• _EXERCISE PROMPT_:
Leave out the images; return the rest of the data exactly.

• _Rows from a dataset_:
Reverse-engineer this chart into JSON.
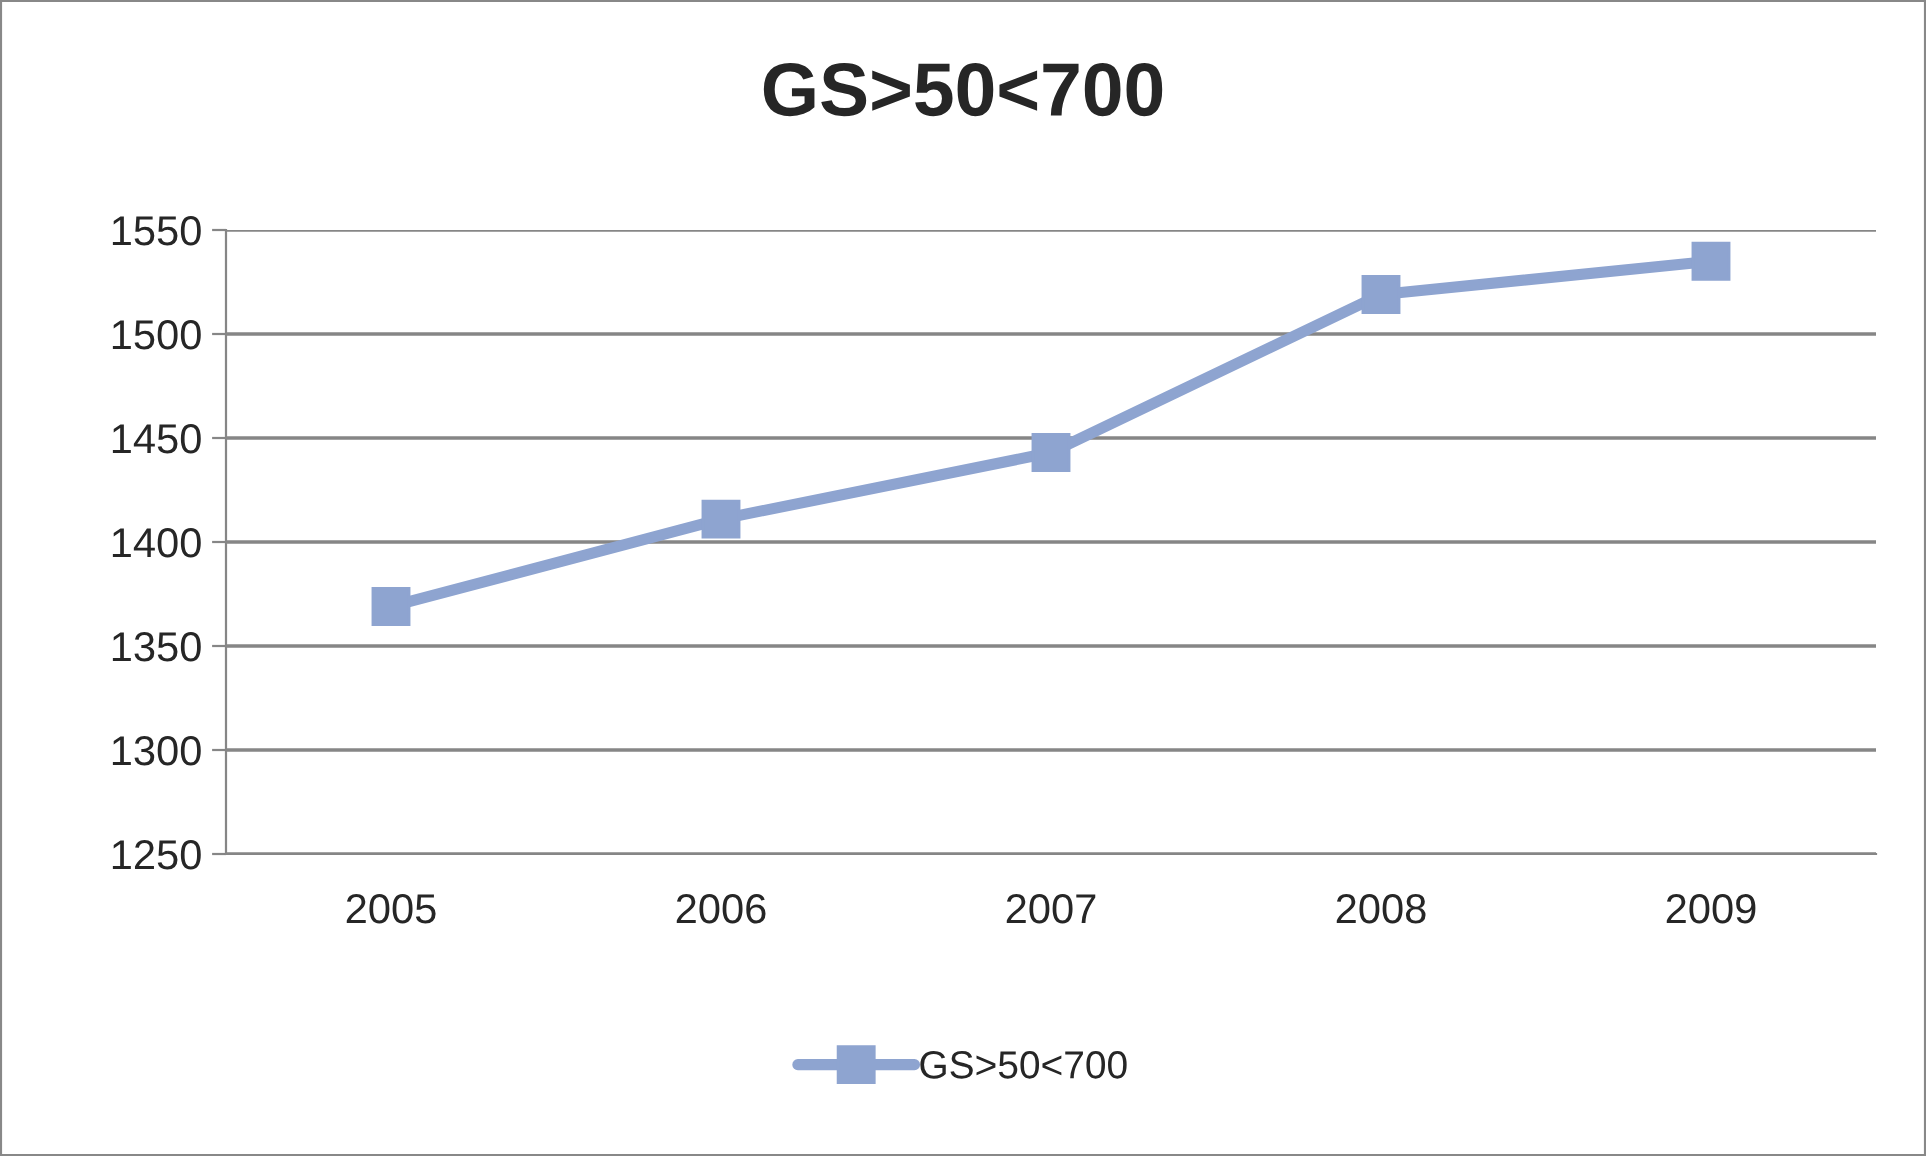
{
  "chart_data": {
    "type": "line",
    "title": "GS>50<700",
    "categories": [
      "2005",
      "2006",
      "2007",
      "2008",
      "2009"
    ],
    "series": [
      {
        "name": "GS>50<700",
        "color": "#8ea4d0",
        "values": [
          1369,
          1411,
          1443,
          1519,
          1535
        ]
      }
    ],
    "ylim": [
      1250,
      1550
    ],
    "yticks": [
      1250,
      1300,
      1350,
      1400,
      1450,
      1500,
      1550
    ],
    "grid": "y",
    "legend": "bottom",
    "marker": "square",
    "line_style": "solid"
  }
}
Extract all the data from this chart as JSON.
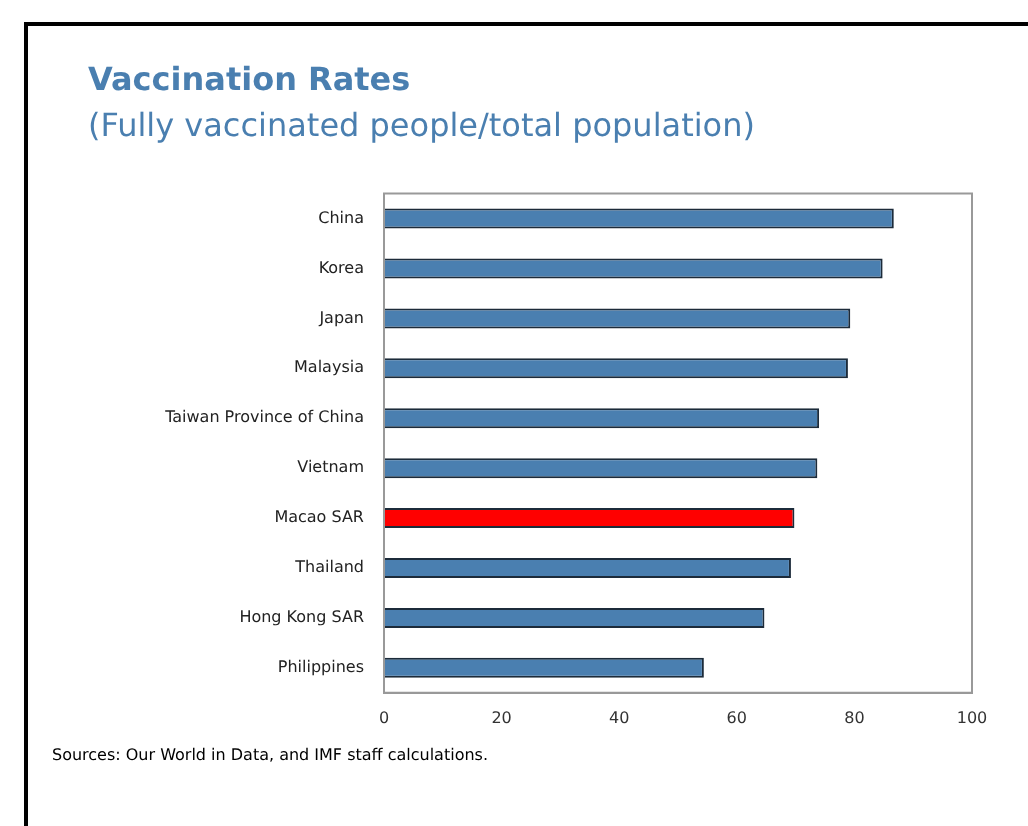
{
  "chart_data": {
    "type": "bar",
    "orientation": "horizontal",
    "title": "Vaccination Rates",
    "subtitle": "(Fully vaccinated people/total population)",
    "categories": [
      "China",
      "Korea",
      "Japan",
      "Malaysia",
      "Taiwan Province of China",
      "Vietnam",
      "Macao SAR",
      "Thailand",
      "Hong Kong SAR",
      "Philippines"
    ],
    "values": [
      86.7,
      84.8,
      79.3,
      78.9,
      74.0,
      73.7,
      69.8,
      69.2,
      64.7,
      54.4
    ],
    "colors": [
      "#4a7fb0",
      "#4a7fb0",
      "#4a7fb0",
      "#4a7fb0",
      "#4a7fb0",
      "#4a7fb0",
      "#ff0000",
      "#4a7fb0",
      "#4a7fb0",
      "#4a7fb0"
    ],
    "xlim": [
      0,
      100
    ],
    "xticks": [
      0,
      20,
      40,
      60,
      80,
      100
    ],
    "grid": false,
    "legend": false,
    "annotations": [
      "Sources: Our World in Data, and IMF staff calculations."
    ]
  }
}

• _REPLY_:
Reverse-engineer this chart into JSON.
{
  "chart_data": {
    "type": "line",
    "title": "GS>50<700",
    "categories": [
      "2005",
      "2006",
      "2007",
      "2008",
      "2009"
    ],
    "series": [
      {
        "name": "GS>50<700",
        "color": "#8ea4d0",
        "values": [
          1369,
          1411,
          1443,
          1519,
          1535
        ]
      }
    ],
    "ylim": [
      1250,
      1550
    ],
    "yticks": [
      1250,
      1300,
      1350,
      1400,
      1450,
      1500,
      1550
    ],
    "grid": "y",
    "legend": "bottom",
    "marker": "square",
    "line_style": "solid"
  }
}
Extract all the data from this chart as JSON.
{
  "chart_data": {
    "type": "bar",
    "orientation": "horizontal",
    "title": "Vaccination Rates",
    "subtitle": "(Fully vaccinated people/total population)",
    "categories": [
      "China",
      "Korea",
      "Japan",
      "Malaysia",
      "Taiwan Province of China",
      "Vietnam",
      "Macao SAR",
      "Thailand",
      "Hong Kong SAR",
      "Philippines"
    ],
    "values": [
      86.7,
      84.8,
      79.3,
      78.9,
      74.0,
      73.7,
      69.8,
      69.2,
      64.7,
      54.4
    ],
    "colors": [
      "#4a7fb0",
      "#4a7fb0",
      "#4a7fb0",
      "#4a7fb0",
      "#4a7fb0",
      "#4a7fb0",
      "#ff0000",
      "#4a7fb0",
      "#4a7fb0",
      "#4a7fb0"
    ],
    "xlim": [
      0,
      100
    ],
    "xticks": [
      0,
      20,
      40,
      60,
      80,
      100
    ],
    "grid": false,
    "legend": false,
    "annotations": [
      "Sources: Our World in Data, and IMF staff calculations."
    ]
  }
}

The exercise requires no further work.